- Written instruction
For the entries that follow, tally the lines holding the string "教育知识与能力". Give the total and nothing else.

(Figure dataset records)
══════

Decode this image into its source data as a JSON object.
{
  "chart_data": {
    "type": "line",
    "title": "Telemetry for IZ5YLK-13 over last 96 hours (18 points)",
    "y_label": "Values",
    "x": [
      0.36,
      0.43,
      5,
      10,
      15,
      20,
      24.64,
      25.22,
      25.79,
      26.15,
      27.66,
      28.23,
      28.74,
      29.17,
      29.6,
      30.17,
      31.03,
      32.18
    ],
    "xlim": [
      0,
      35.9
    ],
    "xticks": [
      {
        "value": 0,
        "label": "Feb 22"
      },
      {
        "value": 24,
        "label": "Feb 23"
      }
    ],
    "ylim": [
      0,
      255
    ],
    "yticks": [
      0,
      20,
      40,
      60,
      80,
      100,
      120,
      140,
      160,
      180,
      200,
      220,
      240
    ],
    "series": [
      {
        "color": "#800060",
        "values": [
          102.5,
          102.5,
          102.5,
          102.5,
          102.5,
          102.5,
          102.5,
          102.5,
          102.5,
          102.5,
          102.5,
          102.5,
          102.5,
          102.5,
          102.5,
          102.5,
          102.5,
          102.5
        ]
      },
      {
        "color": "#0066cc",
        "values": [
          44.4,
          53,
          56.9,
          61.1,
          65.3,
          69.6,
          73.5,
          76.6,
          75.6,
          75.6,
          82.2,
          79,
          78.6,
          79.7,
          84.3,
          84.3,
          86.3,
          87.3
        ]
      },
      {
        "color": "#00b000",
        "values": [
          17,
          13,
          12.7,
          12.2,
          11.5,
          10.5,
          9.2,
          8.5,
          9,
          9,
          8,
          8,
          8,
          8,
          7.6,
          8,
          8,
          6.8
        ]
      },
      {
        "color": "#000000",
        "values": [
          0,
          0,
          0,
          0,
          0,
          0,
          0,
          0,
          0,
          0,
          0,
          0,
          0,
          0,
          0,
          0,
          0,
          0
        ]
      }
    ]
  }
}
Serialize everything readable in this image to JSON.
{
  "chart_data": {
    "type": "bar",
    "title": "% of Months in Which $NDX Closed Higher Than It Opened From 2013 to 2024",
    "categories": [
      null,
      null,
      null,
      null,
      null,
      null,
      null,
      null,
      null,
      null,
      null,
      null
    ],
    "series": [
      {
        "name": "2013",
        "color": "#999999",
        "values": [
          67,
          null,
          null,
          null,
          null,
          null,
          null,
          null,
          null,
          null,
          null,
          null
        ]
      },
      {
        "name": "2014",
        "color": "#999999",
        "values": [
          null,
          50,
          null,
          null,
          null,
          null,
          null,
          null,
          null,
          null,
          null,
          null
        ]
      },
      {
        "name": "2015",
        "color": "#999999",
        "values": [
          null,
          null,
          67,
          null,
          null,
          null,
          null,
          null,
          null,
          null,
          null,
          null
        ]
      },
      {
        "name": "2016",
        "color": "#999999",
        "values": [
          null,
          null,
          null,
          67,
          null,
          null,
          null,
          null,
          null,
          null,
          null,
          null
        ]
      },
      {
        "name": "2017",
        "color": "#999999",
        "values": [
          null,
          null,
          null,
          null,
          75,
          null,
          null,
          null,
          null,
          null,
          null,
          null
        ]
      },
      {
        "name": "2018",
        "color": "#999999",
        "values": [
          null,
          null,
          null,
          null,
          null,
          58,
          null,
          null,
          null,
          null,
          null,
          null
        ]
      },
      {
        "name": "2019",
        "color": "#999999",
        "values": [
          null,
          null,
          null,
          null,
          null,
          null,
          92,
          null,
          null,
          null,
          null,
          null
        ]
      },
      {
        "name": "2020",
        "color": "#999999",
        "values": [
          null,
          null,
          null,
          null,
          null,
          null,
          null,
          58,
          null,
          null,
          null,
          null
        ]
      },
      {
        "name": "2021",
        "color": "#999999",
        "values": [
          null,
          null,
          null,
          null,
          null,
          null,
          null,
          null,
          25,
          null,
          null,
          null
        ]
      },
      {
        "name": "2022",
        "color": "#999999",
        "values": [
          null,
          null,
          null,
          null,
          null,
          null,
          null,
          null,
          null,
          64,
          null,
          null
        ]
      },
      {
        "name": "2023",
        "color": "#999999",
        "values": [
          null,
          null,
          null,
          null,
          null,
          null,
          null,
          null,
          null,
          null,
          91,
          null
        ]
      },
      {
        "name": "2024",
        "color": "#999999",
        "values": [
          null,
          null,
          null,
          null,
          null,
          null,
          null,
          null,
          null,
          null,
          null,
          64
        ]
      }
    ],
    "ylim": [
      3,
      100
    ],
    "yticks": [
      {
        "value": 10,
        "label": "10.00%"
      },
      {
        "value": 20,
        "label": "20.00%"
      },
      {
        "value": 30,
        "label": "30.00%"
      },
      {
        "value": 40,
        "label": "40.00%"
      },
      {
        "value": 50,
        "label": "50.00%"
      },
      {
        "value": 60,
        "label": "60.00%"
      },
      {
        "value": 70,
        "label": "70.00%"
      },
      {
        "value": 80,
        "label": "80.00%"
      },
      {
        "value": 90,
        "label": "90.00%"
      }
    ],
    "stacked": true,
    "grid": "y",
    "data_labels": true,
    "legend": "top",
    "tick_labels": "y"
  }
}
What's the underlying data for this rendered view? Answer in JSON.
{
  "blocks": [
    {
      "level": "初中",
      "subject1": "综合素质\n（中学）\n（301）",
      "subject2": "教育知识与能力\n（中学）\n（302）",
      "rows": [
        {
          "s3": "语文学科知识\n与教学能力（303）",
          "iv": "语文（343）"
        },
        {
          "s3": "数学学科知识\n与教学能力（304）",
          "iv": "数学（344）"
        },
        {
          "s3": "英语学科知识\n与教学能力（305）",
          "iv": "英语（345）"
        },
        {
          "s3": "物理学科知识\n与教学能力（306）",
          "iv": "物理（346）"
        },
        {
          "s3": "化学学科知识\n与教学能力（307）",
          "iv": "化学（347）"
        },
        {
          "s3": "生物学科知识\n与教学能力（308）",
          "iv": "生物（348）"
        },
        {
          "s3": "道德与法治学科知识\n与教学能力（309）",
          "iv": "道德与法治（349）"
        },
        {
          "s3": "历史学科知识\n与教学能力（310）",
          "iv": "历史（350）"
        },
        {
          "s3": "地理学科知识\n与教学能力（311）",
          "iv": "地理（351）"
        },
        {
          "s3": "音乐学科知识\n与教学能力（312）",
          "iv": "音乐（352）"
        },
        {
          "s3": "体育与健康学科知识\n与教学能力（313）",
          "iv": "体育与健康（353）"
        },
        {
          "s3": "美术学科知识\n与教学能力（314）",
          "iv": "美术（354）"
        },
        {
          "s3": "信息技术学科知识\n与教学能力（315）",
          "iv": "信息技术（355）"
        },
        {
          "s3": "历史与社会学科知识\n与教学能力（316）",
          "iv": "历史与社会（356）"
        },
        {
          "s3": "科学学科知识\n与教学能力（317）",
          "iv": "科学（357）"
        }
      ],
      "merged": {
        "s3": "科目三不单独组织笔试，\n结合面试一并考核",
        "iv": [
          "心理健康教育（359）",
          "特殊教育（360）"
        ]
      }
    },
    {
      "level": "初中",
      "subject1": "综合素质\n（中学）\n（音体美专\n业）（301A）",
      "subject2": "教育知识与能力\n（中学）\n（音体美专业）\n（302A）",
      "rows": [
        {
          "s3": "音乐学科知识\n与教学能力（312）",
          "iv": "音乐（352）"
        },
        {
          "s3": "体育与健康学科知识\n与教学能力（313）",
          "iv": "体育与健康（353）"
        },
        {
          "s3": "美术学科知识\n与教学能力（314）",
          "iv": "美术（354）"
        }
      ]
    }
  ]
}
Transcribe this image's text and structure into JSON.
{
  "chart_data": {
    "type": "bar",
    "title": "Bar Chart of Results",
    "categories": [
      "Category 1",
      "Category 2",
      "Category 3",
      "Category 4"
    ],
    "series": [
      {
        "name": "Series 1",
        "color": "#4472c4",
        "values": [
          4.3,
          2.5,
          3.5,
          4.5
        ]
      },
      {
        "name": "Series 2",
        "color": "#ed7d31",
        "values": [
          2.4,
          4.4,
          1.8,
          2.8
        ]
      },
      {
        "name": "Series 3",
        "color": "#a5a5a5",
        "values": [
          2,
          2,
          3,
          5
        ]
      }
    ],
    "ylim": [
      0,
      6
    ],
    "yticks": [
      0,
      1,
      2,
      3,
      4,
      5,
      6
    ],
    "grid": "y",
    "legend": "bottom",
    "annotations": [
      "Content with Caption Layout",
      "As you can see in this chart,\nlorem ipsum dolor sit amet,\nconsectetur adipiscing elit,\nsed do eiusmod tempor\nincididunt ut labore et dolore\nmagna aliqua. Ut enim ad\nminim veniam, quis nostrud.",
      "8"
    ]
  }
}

══════

- Answer below
2